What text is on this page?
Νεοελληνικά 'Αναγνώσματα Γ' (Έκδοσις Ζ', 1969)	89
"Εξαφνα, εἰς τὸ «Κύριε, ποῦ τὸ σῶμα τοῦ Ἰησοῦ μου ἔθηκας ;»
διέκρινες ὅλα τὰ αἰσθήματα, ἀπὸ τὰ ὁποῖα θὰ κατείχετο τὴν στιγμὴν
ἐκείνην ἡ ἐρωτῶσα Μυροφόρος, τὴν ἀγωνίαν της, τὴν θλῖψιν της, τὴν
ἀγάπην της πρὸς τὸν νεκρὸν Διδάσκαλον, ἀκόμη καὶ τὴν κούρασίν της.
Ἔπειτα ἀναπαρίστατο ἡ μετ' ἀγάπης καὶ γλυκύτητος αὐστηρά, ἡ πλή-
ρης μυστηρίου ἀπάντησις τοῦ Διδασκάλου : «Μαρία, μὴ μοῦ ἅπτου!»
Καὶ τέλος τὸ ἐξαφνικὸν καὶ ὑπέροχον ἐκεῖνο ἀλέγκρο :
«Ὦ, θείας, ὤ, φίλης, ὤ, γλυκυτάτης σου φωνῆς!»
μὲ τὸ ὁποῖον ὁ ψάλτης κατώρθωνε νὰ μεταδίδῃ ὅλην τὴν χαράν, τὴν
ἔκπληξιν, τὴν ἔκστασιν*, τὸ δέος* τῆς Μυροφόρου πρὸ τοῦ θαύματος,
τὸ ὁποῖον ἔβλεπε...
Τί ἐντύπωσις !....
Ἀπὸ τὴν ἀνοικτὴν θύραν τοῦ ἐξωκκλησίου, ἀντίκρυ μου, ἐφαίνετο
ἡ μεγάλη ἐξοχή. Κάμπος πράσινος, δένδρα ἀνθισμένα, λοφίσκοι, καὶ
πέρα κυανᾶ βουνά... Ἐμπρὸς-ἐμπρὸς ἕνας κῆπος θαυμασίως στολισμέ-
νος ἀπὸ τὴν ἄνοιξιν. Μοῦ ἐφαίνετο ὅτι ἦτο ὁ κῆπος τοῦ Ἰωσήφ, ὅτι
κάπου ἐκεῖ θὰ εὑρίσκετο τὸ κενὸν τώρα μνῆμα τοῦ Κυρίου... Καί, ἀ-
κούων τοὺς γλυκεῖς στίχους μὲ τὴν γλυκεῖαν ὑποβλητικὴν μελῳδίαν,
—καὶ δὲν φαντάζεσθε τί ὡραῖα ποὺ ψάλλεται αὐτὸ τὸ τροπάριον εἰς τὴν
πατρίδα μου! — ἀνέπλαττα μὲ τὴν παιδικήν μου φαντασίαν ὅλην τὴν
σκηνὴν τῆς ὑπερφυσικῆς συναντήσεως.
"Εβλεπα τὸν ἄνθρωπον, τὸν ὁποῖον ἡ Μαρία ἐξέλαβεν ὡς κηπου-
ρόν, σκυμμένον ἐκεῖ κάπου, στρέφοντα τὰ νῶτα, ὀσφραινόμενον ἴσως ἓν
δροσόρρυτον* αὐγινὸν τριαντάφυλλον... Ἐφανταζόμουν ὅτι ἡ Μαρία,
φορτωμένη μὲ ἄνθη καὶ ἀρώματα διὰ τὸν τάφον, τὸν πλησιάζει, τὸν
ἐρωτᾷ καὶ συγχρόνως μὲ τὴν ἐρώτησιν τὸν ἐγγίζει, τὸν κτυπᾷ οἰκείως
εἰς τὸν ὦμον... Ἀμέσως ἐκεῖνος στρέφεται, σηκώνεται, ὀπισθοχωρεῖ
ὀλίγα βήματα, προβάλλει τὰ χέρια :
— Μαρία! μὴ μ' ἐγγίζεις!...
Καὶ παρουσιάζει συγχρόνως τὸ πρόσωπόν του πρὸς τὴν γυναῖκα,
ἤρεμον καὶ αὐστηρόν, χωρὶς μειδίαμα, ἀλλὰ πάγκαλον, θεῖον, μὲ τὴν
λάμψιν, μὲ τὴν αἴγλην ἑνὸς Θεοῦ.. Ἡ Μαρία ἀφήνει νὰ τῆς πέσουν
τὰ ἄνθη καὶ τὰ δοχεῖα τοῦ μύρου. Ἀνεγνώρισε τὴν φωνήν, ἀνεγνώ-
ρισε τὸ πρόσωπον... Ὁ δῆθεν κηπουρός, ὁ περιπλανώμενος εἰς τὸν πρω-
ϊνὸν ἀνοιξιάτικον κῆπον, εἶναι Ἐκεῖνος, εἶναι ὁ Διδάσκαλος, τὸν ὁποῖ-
_ _ _ _ _ _ _
### DIRECTIVE
Filter the entries and copy out every line with the word "συγχρόνως".

### EXERCISE SOLUTION
ἐρωτᾷ καὶ συγχρόνως μὲ τὴν ἐρώτησιν τὸν ἐγγίζει, τὸν κτυπᾷ οἰκείως
Καὶ παρουσιάζει συγχρόνως τὸ πρόσωπόν του πρὸς τὴν γυναῖκα,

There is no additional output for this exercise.